▶ Task requirements
Return the records in full, exactly as given.

○ ○ ○ ○ ○

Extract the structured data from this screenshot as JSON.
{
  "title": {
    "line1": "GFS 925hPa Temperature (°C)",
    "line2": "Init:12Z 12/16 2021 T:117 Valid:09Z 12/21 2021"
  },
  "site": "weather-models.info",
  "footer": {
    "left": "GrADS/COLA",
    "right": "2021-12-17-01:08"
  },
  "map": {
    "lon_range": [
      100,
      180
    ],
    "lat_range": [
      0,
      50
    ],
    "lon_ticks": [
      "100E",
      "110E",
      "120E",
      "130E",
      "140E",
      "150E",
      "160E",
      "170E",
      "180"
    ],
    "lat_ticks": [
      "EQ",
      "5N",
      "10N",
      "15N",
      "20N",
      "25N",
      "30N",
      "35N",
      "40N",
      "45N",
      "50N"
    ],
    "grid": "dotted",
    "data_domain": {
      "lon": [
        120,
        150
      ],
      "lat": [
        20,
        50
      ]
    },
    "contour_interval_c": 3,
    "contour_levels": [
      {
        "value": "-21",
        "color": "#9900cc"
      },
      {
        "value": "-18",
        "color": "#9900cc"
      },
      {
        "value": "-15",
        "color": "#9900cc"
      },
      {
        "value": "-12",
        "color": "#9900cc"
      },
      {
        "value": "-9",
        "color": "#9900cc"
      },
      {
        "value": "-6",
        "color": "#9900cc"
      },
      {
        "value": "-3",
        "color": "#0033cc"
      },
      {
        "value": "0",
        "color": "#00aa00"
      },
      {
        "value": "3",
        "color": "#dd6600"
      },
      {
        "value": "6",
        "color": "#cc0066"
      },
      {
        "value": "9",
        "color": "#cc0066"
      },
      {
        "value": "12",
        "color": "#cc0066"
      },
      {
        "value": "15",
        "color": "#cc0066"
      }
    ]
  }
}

○ ○ ○ ○ ○

▶ Written solution
Extract the structured data from this screenshot as JSON.
{
  "title": {
    "line1": "GFS 925hPa Temperature (°C)",
    "line2": "Init:12Z 12/16 2021 T:117 Valid:09Z 12/21 2021"
  },
  "site": "weather-models.info",
  "footer": {
    "left": "GrADS/COLA",
    "right": "2021-12-17-01:08"
  },
  "map": {
    "lon_range": [
      100,
      180
    ],
    "lat_range": [
      0,
      50
    ],
    "lon_ticks": [
      "100E",
      "110E",
      "120E",
      "130E",
      "140E",
      "150E",
      "160E",
      "170E",
      "180"
    ],
    "lat_ticks": [
      "EQ",
      "5N",
      "10N",
      "15N",
      "20N",
      "25N",
      "30N",
      "35N",
      "40N",
      "45N",
      "50N"
    ],
    "grid": "dotted",
    "data_domain": {
      "lon": [
        120,
        150
      ],
      "lat": [
        20,
        50
      ]
    },
    "contour_interval_c": 3,
    "contour_levels": [
      {
        "value": "-21",
        "color": "#9900cc"
      },
      {
        "value": "-18",
        "color": "#9900cc"
      },
      {
        "value": "-15",
        "color": "#9900cc"
      },
      {
        "value": "-12",
        "color": "#9900cc"
      },
      {
        "value": "-9",
        "color": "#9900cc"
      },
      {
        "value": "-6",
        "color": "#9900cc"
      },
      {
        "value": "-3",
        "color": "#0033cc"
      },
      {
        "value": "0",
        "color": "#00aa00"
      },
      {
        "value": "3",
        "color": "#dd6600"
      },
      {
        "value": "6",
        "color": "#cc0066"
      },
      {
        "value": "9",
        "color": "#cc0066"
      },
      {
        "value": "12",
        "color": "#cc0066"
      },
      {
        "value": "15",
        "color": "#cc0066"
      }
    ]
  }
}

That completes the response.